--- Begin ---

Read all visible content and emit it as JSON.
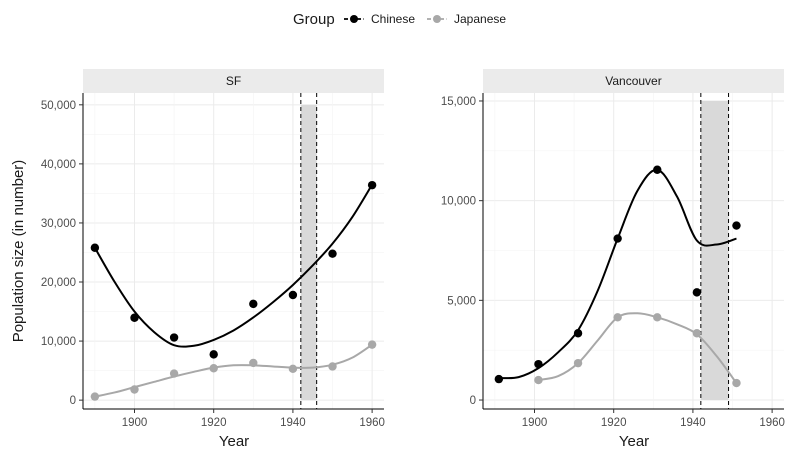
{
  "legend": {
    "title": "Group",
    "items": [
      {
        "label": "Chinese",
        "color": "#000000"
      },
      {
        "label": "Japanese",
        "color": "#a8a8a8"
      }
    ]
  },
  "axes": {
    "xlabel": "Year",
    "ylabel": "Population size (in number)"
  },
  "chart_data": [
    {
      "type": "scatter",
      "panel": "SF",
      "xlim": [
        1887,
        1963
      ],
      "ylim": [
        -1500,
        52000
      ],
      "xticks": [
        1900,
        1920,
        1940,
        1960
      ],
      "yticks": [
        0,
        10000,
        20000,
        30000,
        40000,
        50000
      ],
      "ytick_labels": [
        "0",
        "10,000",
        "20,000",
        "30,000",
        "40,000",
        "50,000"
      ],
      "grid": true,
      "shaded_interval": [
        1942,
        1946
      ],
      "series": [
        {
          "name": "Chinese",
          "color": "#000000",
          "points": [
            [
              1890,
              25800
            ],
            [
              1900,
              13950
            ],
            [
              1910,
              10600
            ],
            [
              1920,
              7750
            ],
            [
              1930,
              16300
            ],
            [
              1940,
              17800
            ],
            [
              1950,
              24800
            ],
            [
              1960,
              36400
            ]
          ],
          "smooth": [
            [
              1890,
              25800
            ],
            [
              1895,
              20000
            ],
            [
              1900,
              15000
            ],
            [
              1905,
              11500
            ],
            [
              1910,
              9300
            ],
            [
              1915,
              9200
            ],
            [
              1920,
              10200
            ],
            [
              1925,
              11800
            ],
            [
              1930,
              14000
            ],
            [
              1935,
              16600
            ],
            [
              1940,
              19500
            ],
            [
              1945,
              22800
            ],
            [
              1950,
              26500
            ],
            [
              1955,
              31000
            ],
            [
              1960,
              36500
            ]
          ]
        },
        {
          "name": "Japanese",
          "color": "#a8a8a8",
          "points": [
            [
              1890,
              600
            ],
            [
              1900,
              1800
            ],
            [
              1910,
              4500
            ],
            [
              1920,
              5400
            ],
            [
              1930,
              6300
            ],
            [
              1940,
              5300
            ],
            [
              1950,
              5700
            ],
            [
              1960,
              9400
            ]
          ],
          "smooth": [
            [
              1890,
              600
            ],
            [
              1895,
              1300
            ],
            [
              1900,
              2200
            ],
            [
              1905,
              3100
            ],
            [
              1910,
              4000
            ],
            [
              1915,
              4800
            ],
            [
              1920,
              5500
            ],
            [
              1925,
              5900
            ],
            [
              1930,
              5900
            ],
            [
              1935,
              5700
            ],
            [
              1940,
              5500
            ],
            [
              1945,
              5500
            ],
            [
              1950,
              6000
            ],
            [
              1955,
              7200
            ],
            [
              1960,
              9400
            ]
          ]
        }
      ]
    },
    {
      "type": "scatter",
      "panel": "Vancouver",
      "xlim": [
        1887,
        1963
      ],
      "ylim": [
        -450,
        15400
      ],
      "xticks": [
        1900,
        1920,
        1940,
        1960
      ],
      "yticks": [
        0,
        5000,
        10000,
        15000
      ],
      "ytick_labels": [
        "0",
        "5,000",
        "10,000",
        "15,000"
      ],
      "grid": true,
      "shaded_interval": [
        1942,
        1949
      ],
      "series": [
        {
          "name": "Chinese",
          "color": "#000000",
          "points": [
            [
              1891,
              1050
            ],
            [
              1901,
              1800
            ],
            [
              1911,
              3350
            ],
            [
              1921,
              8100
            ],
            [
              1931,
              11550
            ],
            [
              1941,
              5400
            ],
            [
              1951,
              8750
            ]
          ],
          "smooth": [
            [
              1891,
              1100
            ],
            [
              1896,
              1150
            ],
            [
              1901,
              1600
            ],
            [
              1906,
              2400
            ],
            [
              1911,
              3500
            ],
            [
              1916,
              5500
            ],
            [
              1921,
              8100
            ],
            [
              1926,
              10500
            ],
            [
              1931,
              11550
            ],
            [
              1936,
              10200
            ],
            [
              1941,
              8000
            ],
            [
              1946,
              7800
            ],
            [
              1951,
              8100
            ]
          ]
        },
        {
          "name": "Japanese",
          "color": "#a8a8a8",
          "points": [
            [
              1901,
              1000
            ],
            [
              1911,
              1850
            ],
            [
              1921,
              4150
            ],
            [
              1931,
              4150
            ],
            [
              1941,
              3350
            ],
            [
              1951,
              850
            ]
          ],
          "smooth": [
            [
              1901,
              1000
            ],
            [
              1906,
              1200
            ],
            [
              1911,
              1850
            ],
            [
              1916,
              3000
            ],
            [
              1921,
              4150
            ],
            [
              1926,
              4350
            ],
            [
              1931,
              4150
            ],
            [
              1936,
              3800
            ],
            [
              1941,
              3300
            ],
            [
              1946,
              2200
            ],
            [
              1951,
              850
            ]
          ]
        }
      ]
    }
  ]
}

--- End ---

EXERCISE INSTRUCTIONS: What is needed is an exact reproduction of the data, pictures excluded.

THE OUTPUT:
Read all visible content and emit it as JSON.
{
  "legend": {
    "title": "Group",
    "items": [
      {
        "label": "Chinese",
        "color": "#000000"
      },
      {
        "label": "Japanese",
        "color": "#a8a8a8"
      }
    ]
  },
  "axes": {
    "xlabel": "Year",
    "ylabel": "Population size (in number)"
  },
  "chart_data": [
    {
      "type": "scatter",
      "panel": "SF",
      "xlim": [
        1887,
        1963
      ],
      "ylim": [
        -1500,
        52000
      ],
      "xticks": [
        1900,
        1920,
        1940,
        1960
      ],
      "yticks": [
        0,
        10000,
        20000,
        30000,
        40000,
        50000
      ],
      "ytick_labels": [
        "0",
        "10,000",
        "20,000",
        "30,000",
        "40,000",
        "50,000"
      ],
      "grid": true,
      "shaded_interval": [
        1942,
        1946
      ],
      "series": [
        {
          "name": "Chinese",
          "color": "#000000",
          "points": [
            [
              1890,
              25800
            ],
            [
              1900,
              13950
            ],
            [
              1910,
              10600
            ],
            [
              1920,
              7750
            ],
            [
              1930,
              16300
            ],
            [
              1940,
              17800
            ],
            [
              1950,
              24800
            ],
            [
              1960,
              36400
            ]
          ],
          "smooth": [
            [
              1890,
              25800
            ],
            [
              1895,
              20000
            ],
            [
              1900,
              15000
            ],
            [
              1905,
              11500
            ],
            [
              1910,
              9300
            ],
            [
              1915,
              9200
            ],
            [
              1920,
              10200
            ],
            [
              1925,
              11800
            ],
            [
              1930,
              14000
            ],
            [
              1935,
              16600
            ],
            [
              1940,
              19500
            ],
            [
              1945,
              22800
            ],
            [
              1950,
              26500
            ],
            [
              1955,
              31000
            ],
            [
              1960,
              36500
            ]
          ]
        },
        {
          "name": "Japanese",
          "color": "#a8a8a8",
          "points": [
            [
              1890,
              600
            ],
            [
              1900,
              1800
            ],
            [
              1910,
              4500
            ],
            [
              1920,
              5400
            ],
            [
              1930,
              6300
            ],
            [
              1940,
              5300
            ],
            [
              1950,
              5700
            ],
            [
              1960,
              9400
            ]
          ],
          "smooth": [
            [
              1890,
              600
            ],
            [
              1895,
              1300
            ],
            [
              1900,
              2200
            ],
            [
              1905,
              3100
            ],
            [
              1910,
              4000
            ],
            [
              1915,
              4800
            ],
            [
              1920,
              5500
            ],
            [
              1925,
              5900
            ],
            [
              1930,
              5900
            ],
            [
              1935,
              5700
            ],
            [
              1940,
              5500
            ],
            [
              1945,
              5500
            ],
            [
              1950,
              6000
            ],
            [
              1955,
              7200
            ],
            [
              1960,
              9400
            ]
          ]
        }
      ]
    },
    {
      "type": "scatter",
      "panel": "Vancouver",
      "xlim": [
        1887,
        1963
      ],
      "ylim": [
        -450,
        15400
      ],
      "xticks": [
        1900,
        1920,
        1940,
        1960
      ],
      "yticks": [
        0,
        5000,
        10000,
        15000
      ],
      "ytick_labels": [
        "0",
        "5,000",
        "10,000",
        "15,000"
      ],
      "grid": true,
      "shaded_interval": [
        1942,
        1949
      ],
      "series": [
        {
          "name": "Chinese",
          "color": "#000000",
          "points": [
            [
              1891,
              1050
            ],
            [
              1901,
              1800
            ],
            [
              1911,
              3350
            ],
            [
              1921,
              8100
            ],
            [
              1931,
              11550
            ],
            [
              1941,
              5400
            ],
            [
              1951,
              8750
            ]
          ],
          "smooth": [
            [
              1891,
              1100
            ],
            [
              1896,
              1150
            ],
            [
              1901,
              1600
            ],
            [
              1906,
              2400
            ],
            [
              1911,
              3500
            ],
            [
              1916,
              5500
            ],
            [
              1921,
              8100
            ],
            [
              1926,
              10500
            ],
            [
              1931,
              11550
            ],
            [
              1936,
              10200
            ],
            [
              1941,
              8000
            ],
            [
              1946,
              7800
            ],
            [
              1951,
              8100
            ]
          ]
        },
        {
          "name": "Japanese",
          "color": "#a8a8a8",
          "points": [
            [
              1901,
              1000
            ],
            [
              1911,
              1850
            ],
            [
              1921,
              4150
            ],
            [
              1931,
              4150
            ],
            [
              1941,
              3350
            ],
            [
              1951,
              850
            ]
          ],
          "smooth": [
            [
              1901,
              1000
            ],
            [
              1906,
              1200
            ],
            [
              1911,
              1850
            ],
            [
              1916,
              3000
            ],
            [
              1921,
              4150
            ],
            [
              1926,
              4350
            ],
            [
              1931,
              4150
            ],
            [
              1936,
              3800
            ],
            [
              1941,
              3300
            ],
            [
              1946,
              2200
            ],
            [
              1951,
              850
            ]
          ]
        }
      ]
    }
  ]
}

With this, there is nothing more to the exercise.